─── SUPPLIED RECORDS
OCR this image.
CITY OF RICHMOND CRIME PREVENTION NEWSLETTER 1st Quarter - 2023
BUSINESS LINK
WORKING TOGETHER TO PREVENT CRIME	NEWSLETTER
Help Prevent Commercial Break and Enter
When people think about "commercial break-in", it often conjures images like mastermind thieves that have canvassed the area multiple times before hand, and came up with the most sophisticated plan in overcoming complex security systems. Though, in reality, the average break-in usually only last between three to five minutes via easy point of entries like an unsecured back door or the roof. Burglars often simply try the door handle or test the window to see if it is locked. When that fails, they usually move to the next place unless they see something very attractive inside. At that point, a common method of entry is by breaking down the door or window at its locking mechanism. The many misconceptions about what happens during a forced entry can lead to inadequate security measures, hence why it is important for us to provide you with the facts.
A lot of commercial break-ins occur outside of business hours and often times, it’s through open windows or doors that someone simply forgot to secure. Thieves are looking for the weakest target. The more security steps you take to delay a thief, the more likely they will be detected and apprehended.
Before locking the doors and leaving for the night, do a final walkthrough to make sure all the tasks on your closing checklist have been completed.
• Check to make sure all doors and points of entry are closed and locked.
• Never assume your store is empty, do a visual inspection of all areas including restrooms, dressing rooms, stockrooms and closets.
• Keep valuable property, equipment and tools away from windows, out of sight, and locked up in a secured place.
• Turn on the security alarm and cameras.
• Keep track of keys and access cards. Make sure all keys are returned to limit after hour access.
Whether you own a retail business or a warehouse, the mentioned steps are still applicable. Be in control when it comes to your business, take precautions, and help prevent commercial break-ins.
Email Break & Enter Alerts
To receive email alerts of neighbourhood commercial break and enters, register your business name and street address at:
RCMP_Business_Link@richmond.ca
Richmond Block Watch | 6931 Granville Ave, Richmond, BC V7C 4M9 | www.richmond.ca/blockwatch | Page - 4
──────
Look through the data and show every line containing "simply".

» **FULL OUTPUT**
When people think about "commercial break-in", it often conjures images like mastermind thieves that have canvassed the area multiple times before hand, and came up with the most sophisticated plan in overcoming complex security systems. Though, in reality, the average break-in usually only last between three to five minutes via easy point of entries like an unsecured back door or the roof. Burglars often simply try the door handle or test the window to see if it is locked. When that fails, they usually move to the next place unless they see something very attractive inside. At that point, a common method of entry is by breaking down the door or window at its locking mechanism. The many misconceptions about what happens during a forced entry can lead to inadequate security measures, hence why it is important for us to provide you with the facts.
A lot of commercial break-ins occur outside of business hours and often times, it’s through open windows or doors that someone simply forgot to secure. Thieves are looking for the weakest target. The more security steps you take to delay a thief, the more likely they will be detected and apprehended.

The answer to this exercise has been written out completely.